- [What you will do]: Give only the number of lines in the records below that contain the word "bagażowej".

----- Data section -----

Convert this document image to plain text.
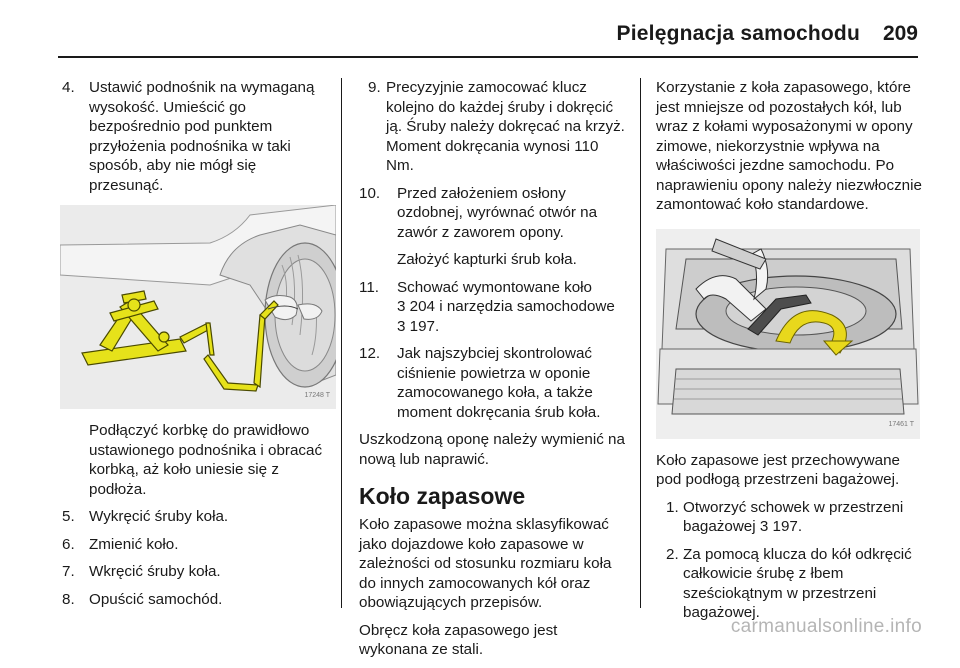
Pielęgnacja samochodu 209
4. Ustawić podnośnik na wymaganą wysokość. Umieścić go bezpośrednio pod punktem przyłożenia podnośnika w taki sposób, aby nie mógł się przesunąć.
17248 T

Podłączyć korbkę do prawidłowo ustawionego podnośnika i obracać korbką, aż koło uniesie się z podłoża.

5. Wykręcić śruby koła.
6. Zmienić koło.
7. Wkręcić śruby koła.
8. Opuścić samochód.
9. Precyzyjnie zamocować klucz kolejno do każdej śruby i dokręcić ją. Śruby należy dokręcać na krzyż. Moment dokręcania wynosi 110 Nm.
10. Przed założeniem osłony ozdobnej, wyrównać otwór na zawór z zaworem opony.

Założyć kapturki śrub koła.

11. Schować wymontowane koło
3 204 i narzędzia samochodowe
3 197.
12. Jak najszybciej skontrolować ciśnienie powietrza w oponie zamocowanego koła, a także moment dokręcania śrub koła.

Uszkodzoną oponę należy wymienić na nową lub naprawić.

Koło zapasowe

Koło zapasowe można sklasyfikować jako dojazdowe koło zapasowe w zależności od stosunku rozmiaru koła do innych zamocowanych kół oraz obowiązujących przepisów.

Obręcz koła zapasowego jest wykonana ze stali.

Korzystanie z koła zapasowego, które jest mniejsze od pozostałych kół, lub wraz z kołami wyposażonymi w opony zimowe, niekorzystnie wpływa na właściwości jezdne samochodu. Po naprawieniu opony należy niezwłocznie zamontować koło standardowe.

17461 T

Koło zapasowe jest przechowywane pod podłogą przestrzeni bagażowej.

1. Otworzyć schowek w przestrzeni bagażowej 3 197.
2. Za pomocą klucza do kół odkręcić całkowicie śrubę z łbem sześciokątnym w przestrzeni bagażowej.
carmanualsonline.info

-----

- [Completed task]: 3